---- SOURCE DATA

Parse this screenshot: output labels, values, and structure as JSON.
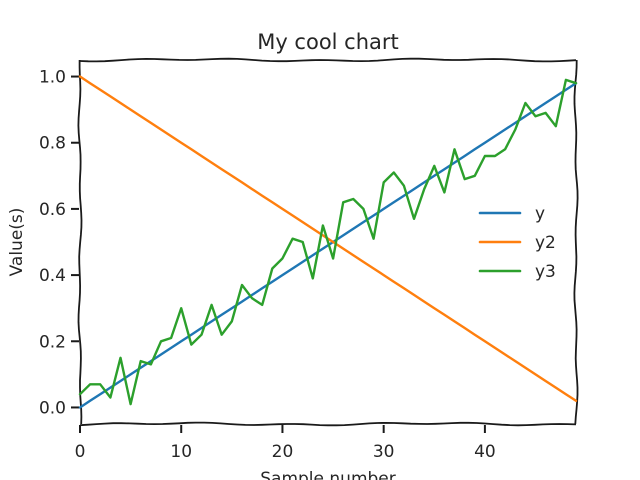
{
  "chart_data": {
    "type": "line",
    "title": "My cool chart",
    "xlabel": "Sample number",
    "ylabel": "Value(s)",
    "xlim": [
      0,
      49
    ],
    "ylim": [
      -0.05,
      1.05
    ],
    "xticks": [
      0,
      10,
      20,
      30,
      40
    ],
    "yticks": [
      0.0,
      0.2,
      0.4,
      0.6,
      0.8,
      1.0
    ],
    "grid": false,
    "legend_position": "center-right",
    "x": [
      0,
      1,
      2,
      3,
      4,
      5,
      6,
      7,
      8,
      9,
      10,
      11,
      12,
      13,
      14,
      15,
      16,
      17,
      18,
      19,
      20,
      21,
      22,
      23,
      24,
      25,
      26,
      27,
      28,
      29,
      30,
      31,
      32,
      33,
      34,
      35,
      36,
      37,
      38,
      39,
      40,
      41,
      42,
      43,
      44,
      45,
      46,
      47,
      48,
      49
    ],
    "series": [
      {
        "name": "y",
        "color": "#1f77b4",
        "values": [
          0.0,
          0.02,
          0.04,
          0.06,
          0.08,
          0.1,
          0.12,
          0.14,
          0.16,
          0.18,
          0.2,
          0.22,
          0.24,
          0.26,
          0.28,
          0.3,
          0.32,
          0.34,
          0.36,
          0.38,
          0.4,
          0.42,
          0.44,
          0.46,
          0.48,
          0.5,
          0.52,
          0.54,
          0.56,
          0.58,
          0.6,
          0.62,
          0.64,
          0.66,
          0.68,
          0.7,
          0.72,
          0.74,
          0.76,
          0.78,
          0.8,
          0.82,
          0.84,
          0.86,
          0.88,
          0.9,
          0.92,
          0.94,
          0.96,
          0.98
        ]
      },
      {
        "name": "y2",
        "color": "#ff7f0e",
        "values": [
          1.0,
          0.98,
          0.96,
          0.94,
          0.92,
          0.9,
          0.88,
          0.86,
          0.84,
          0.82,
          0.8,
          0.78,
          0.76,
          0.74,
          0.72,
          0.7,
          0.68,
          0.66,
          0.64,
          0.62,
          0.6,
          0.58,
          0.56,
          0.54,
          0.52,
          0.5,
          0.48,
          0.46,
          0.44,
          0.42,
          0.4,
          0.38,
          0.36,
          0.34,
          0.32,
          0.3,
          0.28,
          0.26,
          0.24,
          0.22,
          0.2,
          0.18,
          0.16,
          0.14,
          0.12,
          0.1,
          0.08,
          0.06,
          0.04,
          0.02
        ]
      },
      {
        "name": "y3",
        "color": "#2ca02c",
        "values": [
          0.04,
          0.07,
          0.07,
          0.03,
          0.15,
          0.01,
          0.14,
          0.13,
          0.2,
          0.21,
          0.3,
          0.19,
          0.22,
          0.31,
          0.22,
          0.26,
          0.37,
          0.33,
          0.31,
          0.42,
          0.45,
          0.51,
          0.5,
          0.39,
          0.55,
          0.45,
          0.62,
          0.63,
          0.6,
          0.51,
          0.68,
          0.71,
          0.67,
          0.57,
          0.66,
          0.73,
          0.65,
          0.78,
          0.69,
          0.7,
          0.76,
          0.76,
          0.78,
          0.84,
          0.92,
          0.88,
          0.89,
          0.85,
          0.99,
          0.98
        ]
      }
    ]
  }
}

--------
---- SOURCE DATA

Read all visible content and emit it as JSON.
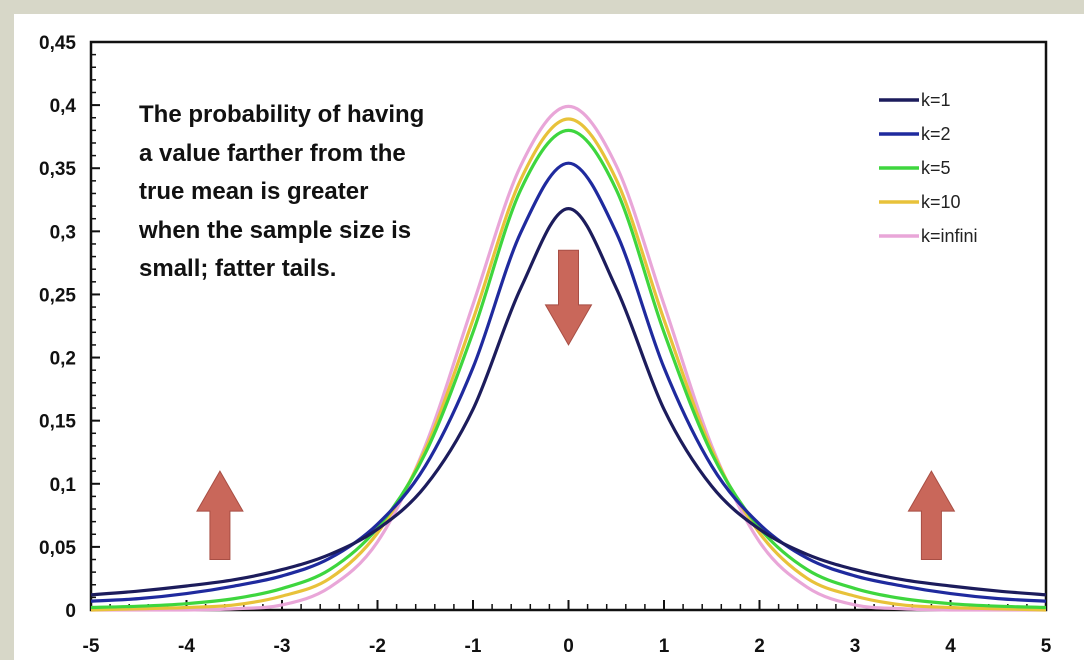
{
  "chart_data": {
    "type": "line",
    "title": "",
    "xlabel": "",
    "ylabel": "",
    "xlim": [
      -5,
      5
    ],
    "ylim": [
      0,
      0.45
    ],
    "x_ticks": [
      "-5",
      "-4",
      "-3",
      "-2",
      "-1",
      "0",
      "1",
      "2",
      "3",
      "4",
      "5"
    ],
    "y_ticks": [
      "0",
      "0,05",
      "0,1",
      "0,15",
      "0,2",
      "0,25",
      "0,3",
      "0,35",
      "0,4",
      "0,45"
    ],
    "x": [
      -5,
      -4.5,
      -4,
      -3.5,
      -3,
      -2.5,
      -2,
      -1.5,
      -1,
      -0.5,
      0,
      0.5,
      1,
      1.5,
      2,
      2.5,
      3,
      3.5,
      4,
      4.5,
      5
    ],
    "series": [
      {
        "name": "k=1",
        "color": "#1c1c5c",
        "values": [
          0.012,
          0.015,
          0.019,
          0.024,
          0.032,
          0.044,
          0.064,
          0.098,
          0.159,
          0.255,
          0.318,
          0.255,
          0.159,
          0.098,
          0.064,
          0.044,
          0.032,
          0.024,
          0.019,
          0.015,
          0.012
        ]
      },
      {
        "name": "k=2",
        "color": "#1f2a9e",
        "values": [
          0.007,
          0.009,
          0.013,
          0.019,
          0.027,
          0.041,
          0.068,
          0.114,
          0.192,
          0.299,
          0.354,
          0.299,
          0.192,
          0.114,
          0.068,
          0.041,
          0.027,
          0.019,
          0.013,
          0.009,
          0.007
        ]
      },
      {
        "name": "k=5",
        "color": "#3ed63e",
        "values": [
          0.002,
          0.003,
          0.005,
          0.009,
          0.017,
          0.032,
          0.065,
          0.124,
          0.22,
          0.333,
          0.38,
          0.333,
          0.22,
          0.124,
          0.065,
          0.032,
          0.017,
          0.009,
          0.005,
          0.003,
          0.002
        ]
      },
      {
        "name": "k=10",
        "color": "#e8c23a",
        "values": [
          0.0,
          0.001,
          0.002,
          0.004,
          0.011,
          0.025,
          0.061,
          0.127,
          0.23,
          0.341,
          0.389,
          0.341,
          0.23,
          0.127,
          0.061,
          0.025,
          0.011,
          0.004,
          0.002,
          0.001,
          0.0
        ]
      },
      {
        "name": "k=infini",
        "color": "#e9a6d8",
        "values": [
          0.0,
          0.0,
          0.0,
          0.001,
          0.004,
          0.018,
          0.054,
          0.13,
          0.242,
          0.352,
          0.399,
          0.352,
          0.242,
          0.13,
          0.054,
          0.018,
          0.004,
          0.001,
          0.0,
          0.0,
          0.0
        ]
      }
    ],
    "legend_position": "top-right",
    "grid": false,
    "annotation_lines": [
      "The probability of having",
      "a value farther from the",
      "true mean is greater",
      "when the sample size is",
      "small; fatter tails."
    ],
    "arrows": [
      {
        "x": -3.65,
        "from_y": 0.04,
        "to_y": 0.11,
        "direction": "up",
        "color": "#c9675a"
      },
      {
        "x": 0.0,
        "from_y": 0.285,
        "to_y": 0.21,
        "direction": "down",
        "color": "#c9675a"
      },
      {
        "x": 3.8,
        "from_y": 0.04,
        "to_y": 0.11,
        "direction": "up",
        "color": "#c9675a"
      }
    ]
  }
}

--------
---- SOURCE DATA

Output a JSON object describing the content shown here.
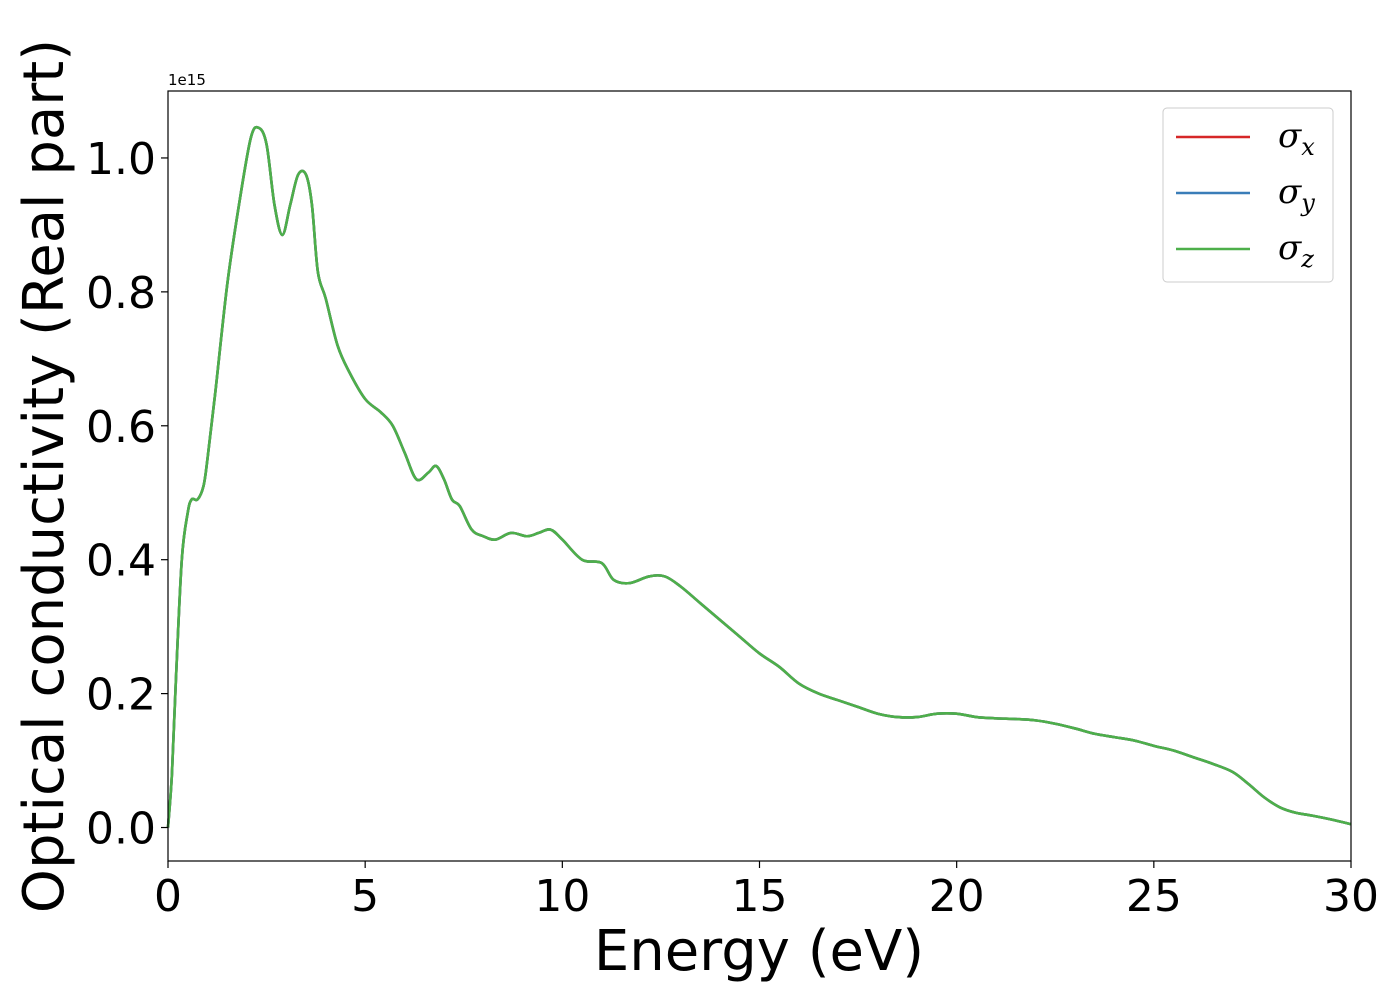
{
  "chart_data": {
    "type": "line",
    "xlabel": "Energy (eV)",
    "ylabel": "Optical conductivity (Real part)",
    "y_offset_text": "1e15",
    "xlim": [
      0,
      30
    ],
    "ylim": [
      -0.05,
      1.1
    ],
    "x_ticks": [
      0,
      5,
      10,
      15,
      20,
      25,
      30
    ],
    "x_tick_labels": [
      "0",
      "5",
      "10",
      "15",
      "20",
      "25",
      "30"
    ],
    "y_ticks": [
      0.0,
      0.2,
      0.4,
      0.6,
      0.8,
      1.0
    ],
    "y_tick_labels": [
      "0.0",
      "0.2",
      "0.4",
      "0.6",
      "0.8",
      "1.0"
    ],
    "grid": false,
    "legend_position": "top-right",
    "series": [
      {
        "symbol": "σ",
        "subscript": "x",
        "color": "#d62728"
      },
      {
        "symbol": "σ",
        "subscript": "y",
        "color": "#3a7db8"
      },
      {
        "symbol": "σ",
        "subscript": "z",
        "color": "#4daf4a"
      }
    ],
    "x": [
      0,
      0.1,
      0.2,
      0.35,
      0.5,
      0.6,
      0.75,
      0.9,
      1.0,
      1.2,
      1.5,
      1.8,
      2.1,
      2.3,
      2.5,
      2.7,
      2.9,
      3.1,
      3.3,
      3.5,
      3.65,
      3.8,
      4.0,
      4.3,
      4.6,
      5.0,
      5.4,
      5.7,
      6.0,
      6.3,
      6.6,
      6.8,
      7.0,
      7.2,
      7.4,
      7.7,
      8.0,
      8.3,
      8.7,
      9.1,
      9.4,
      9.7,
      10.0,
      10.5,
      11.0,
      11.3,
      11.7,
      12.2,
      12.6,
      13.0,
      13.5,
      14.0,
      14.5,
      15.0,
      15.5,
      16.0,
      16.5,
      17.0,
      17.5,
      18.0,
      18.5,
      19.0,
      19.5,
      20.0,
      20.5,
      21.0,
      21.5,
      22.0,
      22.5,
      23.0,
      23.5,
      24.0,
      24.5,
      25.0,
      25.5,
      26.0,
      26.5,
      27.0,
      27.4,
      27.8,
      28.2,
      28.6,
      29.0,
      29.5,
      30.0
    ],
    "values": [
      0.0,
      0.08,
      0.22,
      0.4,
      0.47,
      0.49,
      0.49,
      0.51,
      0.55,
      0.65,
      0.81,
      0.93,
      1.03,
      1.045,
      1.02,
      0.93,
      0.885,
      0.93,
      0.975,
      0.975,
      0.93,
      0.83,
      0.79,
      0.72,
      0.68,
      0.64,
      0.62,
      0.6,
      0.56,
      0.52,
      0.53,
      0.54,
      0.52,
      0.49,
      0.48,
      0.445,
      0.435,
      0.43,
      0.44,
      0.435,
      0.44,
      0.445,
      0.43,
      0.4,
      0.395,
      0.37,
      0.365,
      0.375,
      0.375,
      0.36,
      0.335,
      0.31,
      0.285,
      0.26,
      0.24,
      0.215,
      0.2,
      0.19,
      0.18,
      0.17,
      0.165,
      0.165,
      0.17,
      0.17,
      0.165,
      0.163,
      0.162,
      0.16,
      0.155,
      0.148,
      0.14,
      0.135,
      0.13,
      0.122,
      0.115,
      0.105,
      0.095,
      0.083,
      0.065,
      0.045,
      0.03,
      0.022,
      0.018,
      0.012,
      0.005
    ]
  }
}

--------

Look through the data and show every line containing "name".

        "name": "y",
        "name": "y2",
        "name": "y3",
        "name": "k=1",
        "name": "k=2",
        "name": "k=5",
        "name": "k=10",
        "name": "k=infini",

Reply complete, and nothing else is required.